Stored records:
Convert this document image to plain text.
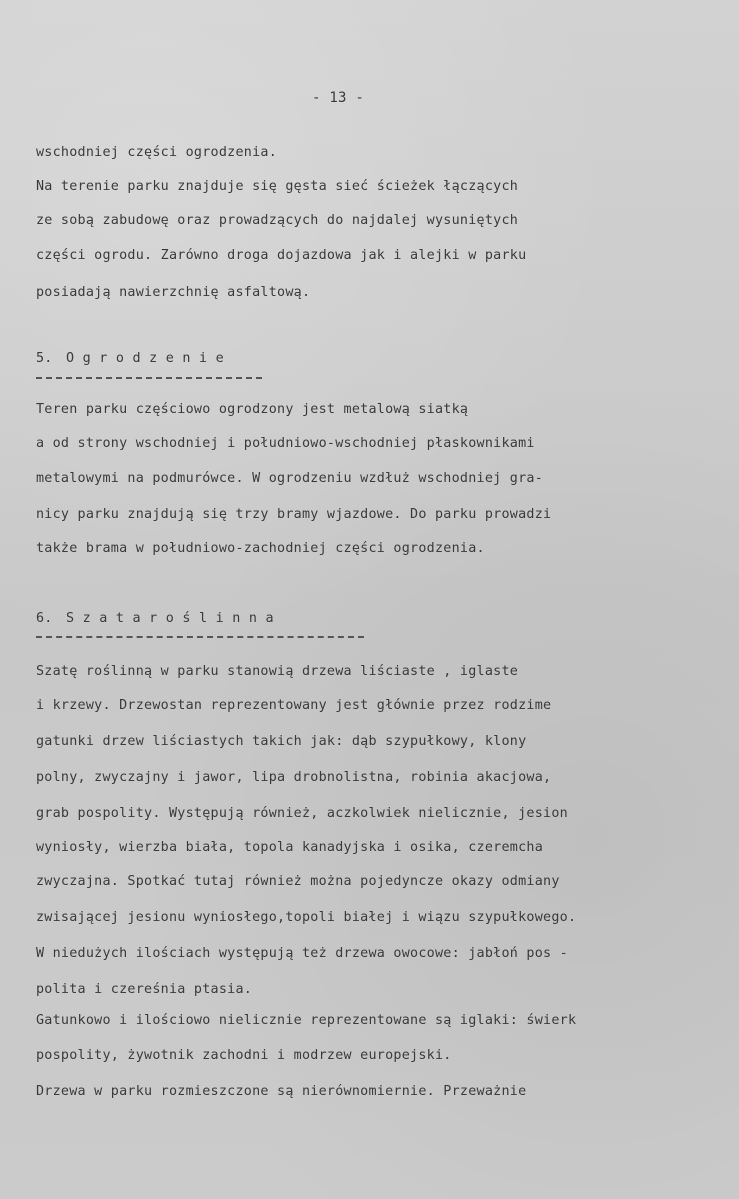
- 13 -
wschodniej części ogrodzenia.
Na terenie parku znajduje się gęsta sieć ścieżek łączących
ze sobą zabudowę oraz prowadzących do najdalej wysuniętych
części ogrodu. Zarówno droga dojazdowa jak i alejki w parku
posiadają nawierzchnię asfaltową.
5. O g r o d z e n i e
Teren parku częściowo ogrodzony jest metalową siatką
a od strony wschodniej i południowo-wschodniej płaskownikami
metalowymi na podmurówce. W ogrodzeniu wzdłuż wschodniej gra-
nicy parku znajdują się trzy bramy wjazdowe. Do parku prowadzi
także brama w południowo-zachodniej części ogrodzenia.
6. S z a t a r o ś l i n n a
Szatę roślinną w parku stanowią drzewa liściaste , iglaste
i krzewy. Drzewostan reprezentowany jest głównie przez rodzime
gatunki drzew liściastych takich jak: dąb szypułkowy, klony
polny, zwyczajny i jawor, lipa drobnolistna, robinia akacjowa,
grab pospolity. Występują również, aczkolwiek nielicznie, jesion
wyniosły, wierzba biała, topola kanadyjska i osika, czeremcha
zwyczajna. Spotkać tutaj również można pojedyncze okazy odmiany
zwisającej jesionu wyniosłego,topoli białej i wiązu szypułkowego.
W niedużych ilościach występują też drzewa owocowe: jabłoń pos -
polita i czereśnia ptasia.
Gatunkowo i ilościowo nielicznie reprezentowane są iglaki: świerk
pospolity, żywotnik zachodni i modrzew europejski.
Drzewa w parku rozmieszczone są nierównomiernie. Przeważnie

---

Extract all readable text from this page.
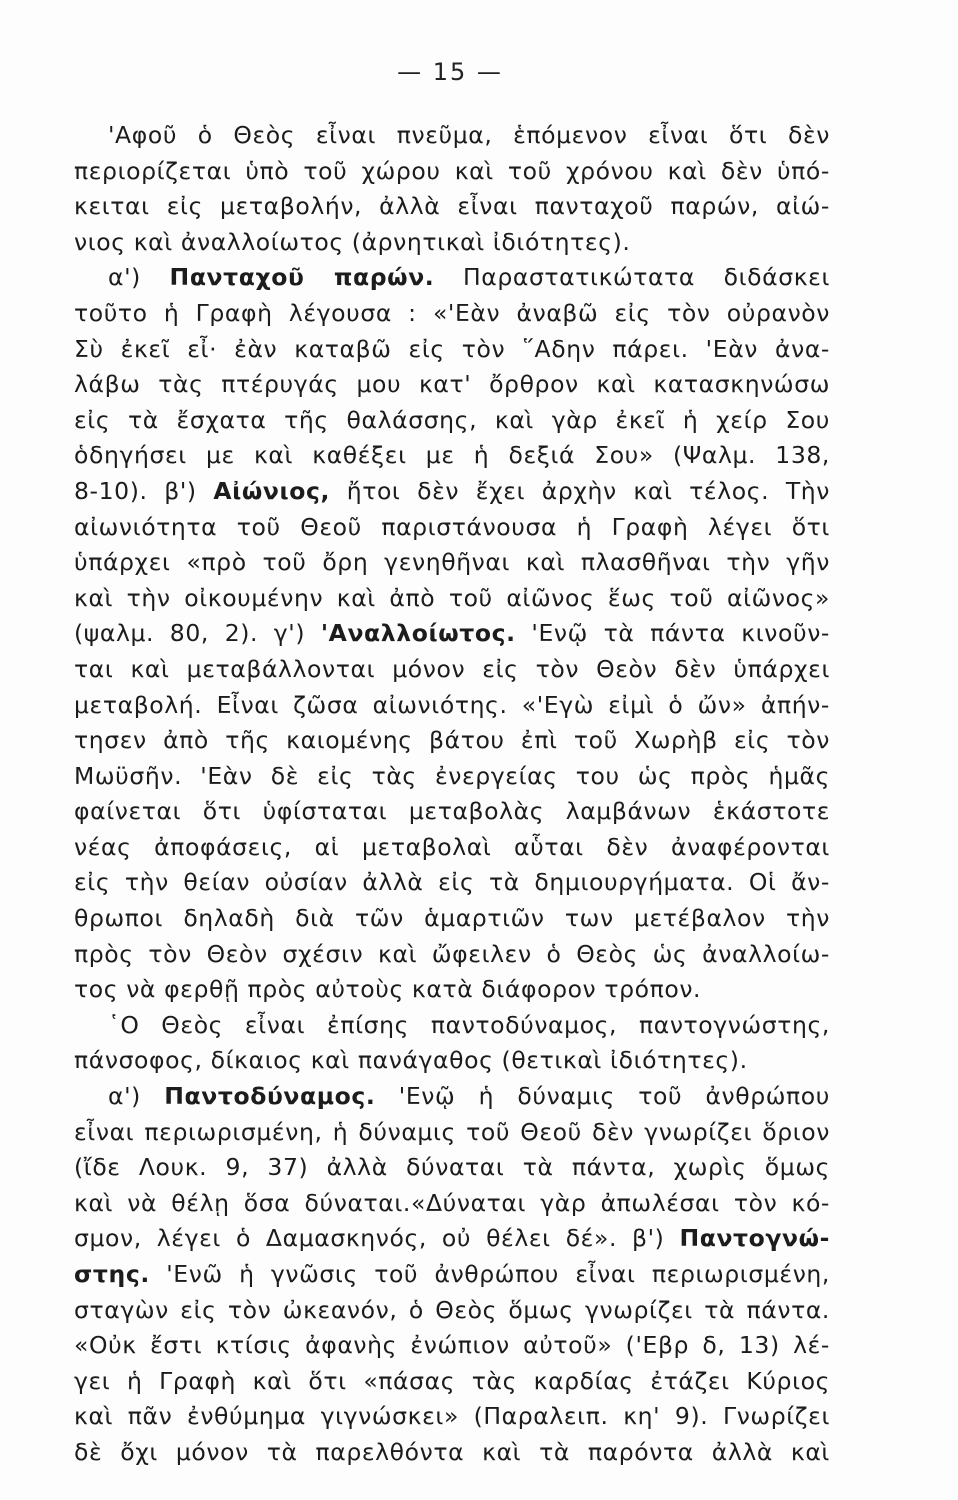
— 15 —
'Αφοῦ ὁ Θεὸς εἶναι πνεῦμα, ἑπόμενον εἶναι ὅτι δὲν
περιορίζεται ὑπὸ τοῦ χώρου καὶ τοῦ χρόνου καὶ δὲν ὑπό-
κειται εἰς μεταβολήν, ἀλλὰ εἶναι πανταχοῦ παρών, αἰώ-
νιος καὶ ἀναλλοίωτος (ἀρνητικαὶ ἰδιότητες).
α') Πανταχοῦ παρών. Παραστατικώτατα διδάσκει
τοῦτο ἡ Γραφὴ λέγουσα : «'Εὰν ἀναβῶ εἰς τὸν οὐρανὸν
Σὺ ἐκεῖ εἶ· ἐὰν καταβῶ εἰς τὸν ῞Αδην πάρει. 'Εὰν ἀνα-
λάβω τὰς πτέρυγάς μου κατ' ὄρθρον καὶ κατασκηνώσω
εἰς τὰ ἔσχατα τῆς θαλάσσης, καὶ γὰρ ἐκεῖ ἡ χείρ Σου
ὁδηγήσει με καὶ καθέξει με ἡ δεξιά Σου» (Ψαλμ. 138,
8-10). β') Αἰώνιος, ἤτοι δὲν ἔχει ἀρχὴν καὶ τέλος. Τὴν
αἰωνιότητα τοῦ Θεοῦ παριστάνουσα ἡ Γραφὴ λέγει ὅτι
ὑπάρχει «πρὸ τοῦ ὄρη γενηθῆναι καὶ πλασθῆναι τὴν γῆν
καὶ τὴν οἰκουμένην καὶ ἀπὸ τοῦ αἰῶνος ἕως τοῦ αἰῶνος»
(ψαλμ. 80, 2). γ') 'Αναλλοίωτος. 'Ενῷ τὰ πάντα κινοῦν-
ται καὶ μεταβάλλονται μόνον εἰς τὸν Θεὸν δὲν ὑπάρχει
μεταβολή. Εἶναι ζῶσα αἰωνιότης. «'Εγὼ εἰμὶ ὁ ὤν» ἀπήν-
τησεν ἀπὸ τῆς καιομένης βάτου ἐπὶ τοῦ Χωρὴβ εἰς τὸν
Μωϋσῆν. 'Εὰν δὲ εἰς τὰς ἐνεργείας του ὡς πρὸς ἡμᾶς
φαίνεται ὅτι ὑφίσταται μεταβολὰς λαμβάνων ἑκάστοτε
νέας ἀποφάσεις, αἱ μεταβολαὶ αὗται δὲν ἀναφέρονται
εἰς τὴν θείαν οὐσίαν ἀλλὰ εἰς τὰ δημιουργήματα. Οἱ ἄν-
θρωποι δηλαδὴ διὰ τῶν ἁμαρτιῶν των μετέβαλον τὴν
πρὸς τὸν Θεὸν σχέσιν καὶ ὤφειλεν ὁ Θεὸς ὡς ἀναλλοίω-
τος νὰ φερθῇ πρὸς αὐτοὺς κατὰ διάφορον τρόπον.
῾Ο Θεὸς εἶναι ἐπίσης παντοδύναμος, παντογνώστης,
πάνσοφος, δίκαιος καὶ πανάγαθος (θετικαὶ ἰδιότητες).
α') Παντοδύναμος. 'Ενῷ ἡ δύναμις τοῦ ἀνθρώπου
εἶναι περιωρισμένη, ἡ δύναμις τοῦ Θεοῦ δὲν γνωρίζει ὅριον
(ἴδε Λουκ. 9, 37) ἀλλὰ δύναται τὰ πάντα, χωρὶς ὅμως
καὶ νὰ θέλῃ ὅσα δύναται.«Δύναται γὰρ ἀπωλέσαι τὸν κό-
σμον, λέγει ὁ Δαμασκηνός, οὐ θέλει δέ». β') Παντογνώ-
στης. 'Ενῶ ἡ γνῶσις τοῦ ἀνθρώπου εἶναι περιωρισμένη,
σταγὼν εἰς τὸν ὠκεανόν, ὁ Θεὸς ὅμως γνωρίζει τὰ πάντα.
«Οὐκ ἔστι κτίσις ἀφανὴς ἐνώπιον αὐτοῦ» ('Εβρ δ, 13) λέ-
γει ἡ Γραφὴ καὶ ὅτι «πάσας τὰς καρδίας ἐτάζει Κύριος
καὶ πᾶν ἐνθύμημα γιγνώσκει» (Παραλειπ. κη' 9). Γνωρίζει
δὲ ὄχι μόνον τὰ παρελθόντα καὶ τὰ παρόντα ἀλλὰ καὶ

==

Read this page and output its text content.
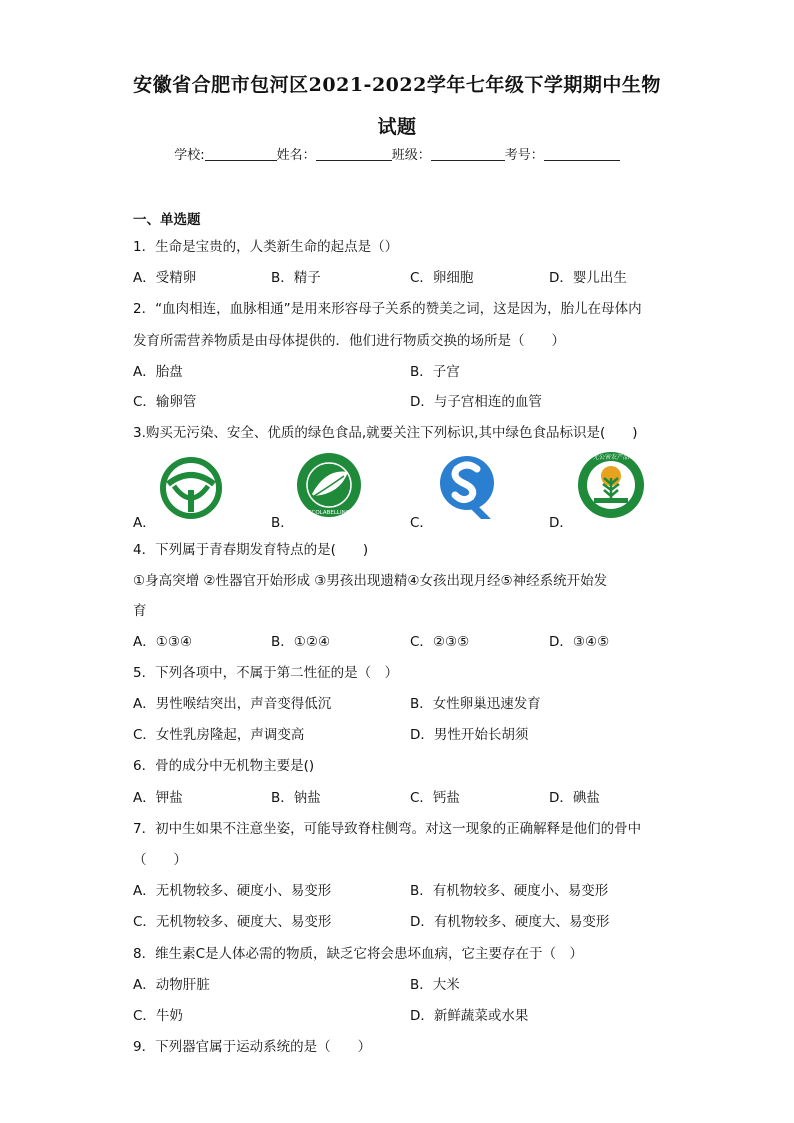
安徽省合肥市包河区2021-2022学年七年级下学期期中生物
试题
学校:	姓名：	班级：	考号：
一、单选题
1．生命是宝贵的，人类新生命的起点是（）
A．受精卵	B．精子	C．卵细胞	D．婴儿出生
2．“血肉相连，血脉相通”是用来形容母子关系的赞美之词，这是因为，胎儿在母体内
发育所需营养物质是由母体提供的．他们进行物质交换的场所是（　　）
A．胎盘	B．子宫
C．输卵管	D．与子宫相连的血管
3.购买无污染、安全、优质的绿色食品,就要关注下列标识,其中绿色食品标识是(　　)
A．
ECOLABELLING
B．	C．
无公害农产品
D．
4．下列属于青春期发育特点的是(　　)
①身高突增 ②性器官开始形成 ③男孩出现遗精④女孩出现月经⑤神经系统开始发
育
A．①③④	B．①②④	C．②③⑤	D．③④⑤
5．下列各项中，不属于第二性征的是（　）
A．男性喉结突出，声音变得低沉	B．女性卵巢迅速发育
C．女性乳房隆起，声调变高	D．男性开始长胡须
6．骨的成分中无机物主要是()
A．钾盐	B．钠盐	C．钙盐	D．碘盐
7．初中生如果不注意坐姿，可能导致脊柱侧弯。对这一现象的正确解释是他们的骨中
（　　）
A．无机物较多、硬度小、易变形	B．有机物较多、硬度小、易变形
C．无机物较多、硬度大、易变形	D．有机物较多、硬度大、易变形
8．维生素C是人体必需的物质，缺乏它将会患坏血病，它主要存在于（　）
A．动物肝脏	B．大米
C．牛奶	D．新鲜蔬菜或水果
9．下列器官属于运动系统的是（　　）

→ BRIEF: Extract, from the listing above, every line where the string "无机物较多" occurs.

→ WRITTEN RESPONSE:
A．无机物较多、硬度小、易变形	B．有机物较多、硬度小、易变形
C．无机物较多、硬度大、易变形	D．有机物较多、硬度大、易变形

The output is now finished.